**** Given data ****
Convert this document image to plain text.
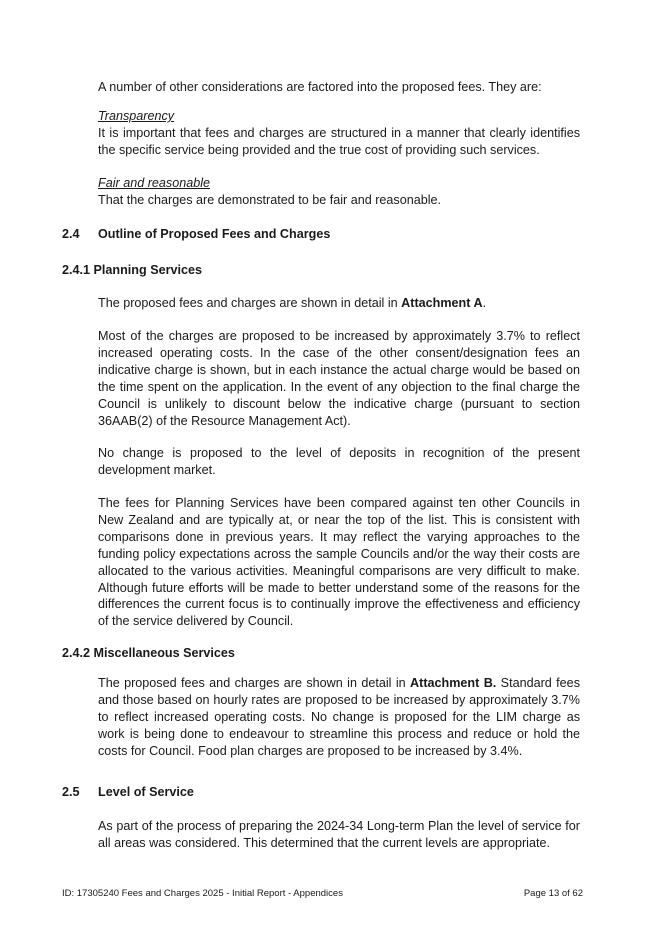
A number of other considerations are factored into the proposed fees. They are:

Transparency

It is important that fees and charges are structured in a manner that clearly identifies the specific service being provided and the true cost of providing such services.

Fair and reasonable

That the charges are demonstrated to be fair and reasonable.

2.4 Outline of Proposed Fees and Charges
2.4.1 Planning Services

The proposed fees and charges are shown in detail in Attachment A.

Most of the charges are proposed to be increased by approximately 3.7% to reflect increased operating costs. In the case of the other consent/designation fees an indicative charge is shown, but in each instance the actual charge would be based on the time spent on the application. In the event of any objection to the final charge the Council is unlikely to discount below the indicative charge (pursuant to section 36AAB(2) of the Resource Management Act).

No change is proposed to the level of deposits in recognition of the present development market.

The fees for Planning Services have been compared against ten other Councils in New Zealand and are typically at, or near the top of the list. This is consistent with comparisons done in previous years. It may reflect the varying approaches to the funding policy expectations across the sample Councils and/or the way their costs are allocated to the various activities. Meaningful comparisons are very difficult to make. Although future efforts will be made to better understand some of the reasons for the differences the current focus is to continually improve the effectiveness and efficiency of the service delivered by Council.

2.4.2 Miscellaneous Services

The proposed fees and charges are shown in detail in Attachment B. Standard fees and those based on hourly rates are proposed to be increased by approximately 3.7% to reflect increased operating costs. No change is proposed for the LIM charge as work is being done to endeavour to streamline this process and reduce or hold the costs for Council. Food plan charges are proposed to be increased by 3.4%.

2.5 Level of Service

As part of the process of preparing the 2024-34 Long-term Plan the level of service for all areas was considered. This determined that the current levels are appropriate.

ID: 17305240 Fees and Charges 2025 - Initial Report - Appendices	Page 13 of 62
****
The exercise:
Write out the full set of lines verbatim, without the pictures.

Correct response:
Convert this document image to plain text.
A number of other considerations are factored into the proposed fees. They are:

Transparency

It is important that fees and charges are structured in a manner that clearly identifies the specific service being provided and the true cost of providing such services.

Fair and reasonable

That the charges are demonstrated to be fair and reasonable.

2.4 Outline of Proposed Fees and Charges
2.4.1 Planning Services

The proposed fees and charges are shown in detail in Attachment A.

Most of the charges are proposed to be increased by approximately 3.7% to reflect increased operating costs. In the case of the other consent/designation fees an indicative charge is shown, but in each instance the actual charge would be based on the time spent on the application. In the event of any objection to the final charge the Council is unlikely to discount below the indicative charge (pursuant to section 36AAB(2) of the Resource Management Act).

No change is proposed to the level of deposits in recognition of the present development market.

The fees for Planning Services have been compared against ten other Councils in New Zealand and are typically at, or near the top of the list. This is consistent with comparisons done in previous years. It may reflect the varying approaches to the funding policy expectations across the sample Councils and/or the way their costs are allocated to the various activities. Meaningful comparisons are very difficult to make. Although future efforts will be made to better understand some of the reasons for the differences the current focus is to continually improve the effectiveness and efficiency of the service delivered by Council.

2.4.2 Miscellaneous Services

The proposed fees and charges are shown in detail in Attachment B. Standard fees and those based on hourly rates are proposed to be increased by approximately 3.7% to reflect increased operating costs. No change is proposed for the LIM charge as work is being done to endeavour to streamline this process and reduce or hold the costs for Council. Food plan charges are proposed to be increased by 3.4%.

2.5 Level of Service

As part of the process of preparing the 2024-34 Long-term Plan the level of service for all areas was considered. This determined that the current levels are appropriate.

ID: 17305240 Fees and Charges 2025 - Initial Report - Appendices	Page 13 of 62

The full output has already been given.